What is asked =>
Below is a listing. Gather each line of it that contains "Decreased".

Rows from a figure dataset =>
==*==

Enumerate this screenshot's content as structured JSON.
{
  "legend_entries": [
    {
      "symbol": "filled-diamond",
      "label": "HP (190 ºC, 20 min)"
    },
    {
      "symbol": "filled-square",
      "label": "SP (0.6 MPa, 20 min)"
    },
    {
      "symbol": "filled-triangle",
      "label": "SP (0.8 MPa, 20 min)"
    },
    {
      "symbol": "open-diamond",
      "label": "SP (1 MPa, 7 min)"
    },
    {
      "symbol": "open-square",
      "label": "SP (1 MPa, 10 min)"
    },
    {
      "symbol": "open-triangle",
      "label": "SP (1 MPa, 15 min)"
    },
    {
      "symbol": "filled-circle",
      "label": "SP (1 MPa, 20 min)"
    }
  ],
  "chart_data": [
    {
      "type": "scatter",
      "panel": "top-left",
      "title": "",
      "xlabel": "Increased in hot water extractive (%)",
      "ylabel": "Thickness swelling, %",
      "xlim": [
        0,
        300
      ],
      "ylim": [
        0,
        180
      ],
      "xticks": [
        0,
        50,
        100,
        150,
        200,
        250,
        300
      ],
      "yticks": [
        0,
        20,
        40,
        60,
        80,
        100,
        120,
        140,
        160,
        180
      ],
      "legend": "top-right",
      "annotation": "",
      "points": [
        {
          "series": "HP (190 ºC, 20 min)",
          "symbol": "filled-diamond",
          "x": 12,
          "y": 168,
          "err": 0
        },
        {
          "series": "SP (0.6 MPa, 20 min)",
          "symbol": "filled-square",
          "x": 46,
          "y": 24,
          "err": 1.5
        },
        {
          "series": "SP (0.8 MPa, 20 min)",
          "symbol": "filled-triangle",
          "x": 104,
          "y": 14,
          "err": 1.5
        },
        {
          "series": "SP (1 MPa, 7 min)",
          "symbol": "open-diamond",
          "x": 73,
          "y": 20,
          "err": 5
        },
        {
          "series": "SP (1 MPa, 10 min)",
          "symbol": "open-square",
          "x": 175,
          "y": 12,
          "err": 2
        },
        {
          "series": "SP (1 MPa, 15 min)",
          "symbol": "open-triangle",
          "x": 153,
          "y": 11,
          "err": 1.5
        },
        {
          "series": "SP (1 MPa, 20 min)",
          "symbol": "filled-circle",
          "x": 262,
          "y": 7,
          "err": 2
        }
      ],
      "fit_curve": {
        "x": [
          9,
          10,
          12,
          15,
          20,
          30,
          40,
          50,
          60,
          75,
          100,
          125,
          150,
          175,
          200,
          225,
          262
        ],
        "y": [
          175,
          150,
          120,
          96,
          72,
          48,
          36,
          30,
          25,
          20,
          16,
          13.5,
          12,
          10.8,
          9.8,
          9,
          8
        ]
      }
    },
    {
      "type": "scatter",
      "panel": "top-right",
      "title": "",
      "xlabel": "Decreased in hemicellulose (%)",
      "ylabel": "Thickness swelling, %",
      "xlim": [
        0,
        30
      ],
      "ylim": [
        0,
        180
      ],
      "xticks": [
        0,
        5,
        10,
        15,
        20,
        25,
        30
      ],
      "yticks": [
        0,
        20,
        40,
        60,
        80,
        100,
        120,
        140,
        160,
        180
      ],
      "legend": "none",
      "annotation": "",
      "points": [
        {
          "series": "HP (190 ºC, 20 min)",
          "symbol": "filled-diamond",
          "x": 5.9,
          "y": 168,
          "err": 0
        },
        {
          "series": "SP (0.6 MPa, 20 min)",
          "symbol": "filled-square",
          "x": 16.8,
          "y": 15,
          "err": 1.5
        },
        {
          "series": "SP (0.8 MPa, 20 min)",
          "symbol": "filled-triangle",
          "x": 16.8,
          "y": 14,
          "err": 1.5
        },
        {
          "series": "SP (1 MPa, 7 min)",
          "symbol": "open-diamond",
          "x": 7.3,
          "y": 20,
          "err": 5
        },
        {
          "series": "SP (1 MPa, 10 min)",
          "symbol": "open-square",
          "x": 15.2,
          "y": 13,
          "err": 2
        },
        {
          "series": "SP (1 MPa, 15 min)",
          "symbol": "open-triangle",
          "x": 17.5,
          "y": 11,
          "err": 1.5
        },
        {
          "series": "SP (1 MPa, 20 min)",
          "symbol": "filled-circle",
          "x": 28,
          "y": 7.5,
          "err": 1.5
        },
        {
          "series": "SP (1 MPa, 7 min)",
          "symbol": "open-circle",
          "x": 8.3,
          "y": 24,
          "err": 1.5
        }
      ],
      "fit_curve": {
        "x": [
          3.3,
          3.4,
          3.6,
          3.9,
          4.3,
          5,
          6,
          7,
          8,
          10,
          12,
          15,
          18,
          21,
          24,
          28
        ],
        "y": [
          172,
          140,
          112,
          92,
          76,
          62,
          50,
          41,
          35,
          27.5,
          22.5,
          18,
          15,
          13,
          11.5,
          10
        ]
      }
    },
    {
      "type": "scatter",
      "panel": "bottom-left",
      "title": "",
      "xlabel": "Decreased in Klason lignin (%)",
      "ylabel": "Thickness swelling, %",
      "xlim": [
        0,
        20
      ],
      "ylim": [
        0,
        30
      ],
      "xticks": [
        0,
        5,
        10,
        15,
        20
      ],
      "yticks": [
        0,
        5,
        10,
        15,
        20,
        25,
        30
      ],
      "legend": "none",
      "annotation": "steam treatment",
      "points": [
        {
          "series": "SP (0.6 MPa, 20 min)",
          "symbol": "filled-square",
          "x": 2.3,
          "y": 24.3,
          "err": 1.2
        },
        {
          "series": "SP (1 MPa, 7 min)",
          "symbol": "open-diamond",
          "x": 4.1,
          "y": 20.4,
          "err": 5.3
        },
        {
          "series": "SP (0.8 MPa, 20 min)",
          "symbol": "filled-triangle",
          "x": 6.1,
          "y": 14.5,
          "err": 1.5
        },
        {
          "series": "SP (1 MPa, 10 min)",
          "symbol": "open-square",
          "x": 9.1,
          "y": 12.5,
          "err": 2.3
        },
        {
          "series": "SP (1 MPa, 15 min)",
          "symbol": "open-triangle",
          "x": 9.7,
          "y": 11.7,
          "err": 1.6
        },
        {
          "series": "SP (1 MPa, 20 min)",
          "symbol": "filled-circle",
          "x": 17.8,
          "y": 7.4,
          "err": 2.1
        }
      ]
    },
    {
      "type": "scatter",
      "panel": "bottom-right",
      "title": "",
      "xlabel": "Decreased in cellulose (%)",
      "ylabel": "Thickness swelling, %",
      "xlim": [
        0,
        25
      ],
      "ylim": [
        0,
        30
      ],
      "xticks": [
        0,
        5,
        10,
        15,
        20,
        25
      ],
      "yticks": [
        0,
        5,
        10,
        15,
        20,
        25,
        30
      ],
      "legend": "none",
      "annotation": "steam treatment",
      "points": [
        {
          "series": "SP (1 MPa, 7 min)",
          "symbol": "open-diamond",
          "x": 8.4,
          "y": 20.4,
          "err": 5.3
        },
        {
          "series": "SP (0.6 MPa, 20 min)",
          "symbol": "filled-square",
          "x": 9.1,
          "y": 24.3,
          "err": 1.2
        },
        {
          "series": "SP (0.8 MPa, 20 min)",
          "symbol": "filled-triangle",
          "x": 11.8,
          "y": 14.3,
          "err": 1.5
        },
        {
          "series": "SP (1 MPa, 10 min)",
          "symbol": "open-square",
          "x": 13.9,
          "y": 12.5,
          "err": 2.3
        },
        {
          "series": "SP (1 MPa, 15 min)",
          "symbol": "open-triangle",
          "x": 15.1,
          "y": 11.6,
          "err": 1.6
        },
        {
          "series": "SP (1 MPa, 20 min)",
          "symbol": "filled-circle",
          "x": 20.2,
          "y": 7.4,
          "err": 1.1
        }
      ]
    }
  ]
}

==*==

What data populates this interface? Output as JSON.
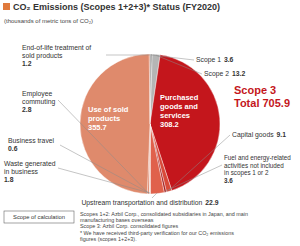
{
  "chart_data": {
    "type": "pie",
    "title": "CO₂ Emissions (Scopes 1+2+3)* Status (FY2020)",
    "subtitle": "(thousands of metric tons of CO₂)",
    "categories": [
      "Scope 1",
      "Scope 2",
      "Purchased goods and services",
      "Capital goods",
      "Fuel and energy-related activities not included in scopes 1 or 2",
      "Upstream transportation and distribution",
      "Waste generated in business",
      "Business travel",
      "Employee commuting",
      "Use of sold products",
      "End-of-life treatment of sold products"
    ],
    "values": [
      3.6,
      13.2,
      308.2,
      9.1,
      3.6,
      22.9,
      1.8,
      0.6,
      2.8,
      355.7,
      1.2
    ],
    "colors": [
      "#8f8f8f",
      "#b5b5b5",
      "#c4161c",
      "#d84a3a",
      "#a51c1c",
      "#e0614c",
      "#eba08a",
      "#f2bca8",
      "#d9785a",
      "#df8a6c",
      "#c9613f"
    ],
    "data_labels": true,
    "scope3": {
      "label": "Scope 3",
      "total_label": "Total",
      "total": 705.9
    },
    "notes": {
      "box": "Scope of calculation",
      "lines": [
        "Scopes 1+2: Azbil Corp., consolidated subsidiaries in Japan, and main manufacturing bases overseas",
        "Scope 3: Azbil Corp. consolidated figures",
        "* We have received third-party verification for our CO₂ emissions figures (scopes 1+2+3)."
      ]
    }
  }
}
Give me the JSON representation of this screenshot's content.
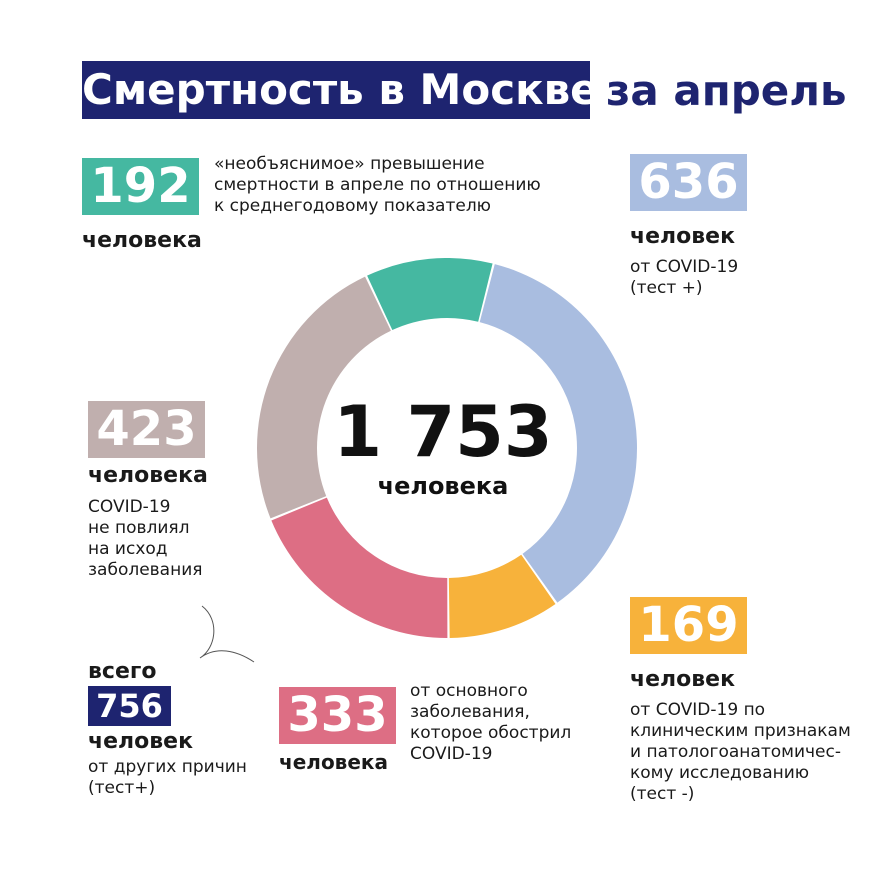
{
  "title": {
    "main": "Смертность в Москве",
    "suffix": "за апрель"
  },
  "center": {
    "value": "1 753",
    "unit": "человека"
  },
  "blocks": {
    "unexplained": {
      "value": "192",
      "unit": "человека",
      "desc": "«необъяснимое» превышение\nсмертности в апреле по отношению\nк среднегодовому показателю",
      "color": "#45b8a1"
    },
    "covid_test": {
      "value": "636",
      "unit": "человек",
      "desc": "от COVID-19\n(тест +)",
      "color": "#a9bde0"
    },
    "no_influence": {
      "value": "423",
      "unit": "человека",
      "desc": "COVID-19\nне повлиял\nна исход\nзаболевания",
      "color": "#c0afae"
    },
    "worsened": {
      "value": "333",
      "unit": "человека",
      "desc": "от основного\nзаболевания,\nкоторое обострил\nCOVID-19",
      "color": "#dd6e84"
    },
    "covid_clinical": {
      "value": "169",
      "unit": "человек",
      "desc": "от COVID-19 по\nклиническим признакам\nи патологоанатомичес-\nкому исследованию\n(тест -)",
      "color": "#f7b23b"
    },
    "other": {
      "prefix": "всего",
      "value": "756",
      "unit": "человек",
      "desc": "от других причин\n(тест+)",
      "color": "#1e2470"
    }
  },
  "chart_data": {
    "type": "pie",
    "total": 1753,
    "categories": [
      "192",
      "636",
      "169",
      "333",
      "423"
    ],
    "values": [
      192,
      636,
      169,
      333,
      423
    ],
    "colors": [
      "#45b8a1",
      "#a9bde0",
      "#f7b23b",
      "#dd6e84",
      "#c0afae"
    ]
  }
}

==*==

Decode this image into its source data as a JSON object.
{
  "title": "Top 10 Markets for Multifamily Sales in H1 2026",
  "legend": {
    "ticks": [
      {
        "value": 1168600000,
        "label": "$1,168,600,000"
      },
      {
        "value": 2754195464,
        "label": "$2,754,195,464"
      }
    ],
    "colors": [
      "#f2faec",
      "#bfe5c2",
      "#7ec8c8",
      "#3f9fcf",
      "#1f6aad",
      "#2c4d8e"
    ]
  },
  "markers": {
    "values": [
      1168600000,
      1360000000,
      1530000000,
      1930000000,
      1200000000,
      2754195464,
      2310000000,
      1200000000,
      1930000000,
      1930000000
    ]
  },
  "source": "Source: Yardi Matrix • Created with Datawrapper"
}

==*==

Exercise output =>
      "xlabel": "Decreased in hemicellulose (%)",
      "xlabel": "Decreased in Klason lignin (%)",
      "xlabel": "Decreased in cellulose (%)",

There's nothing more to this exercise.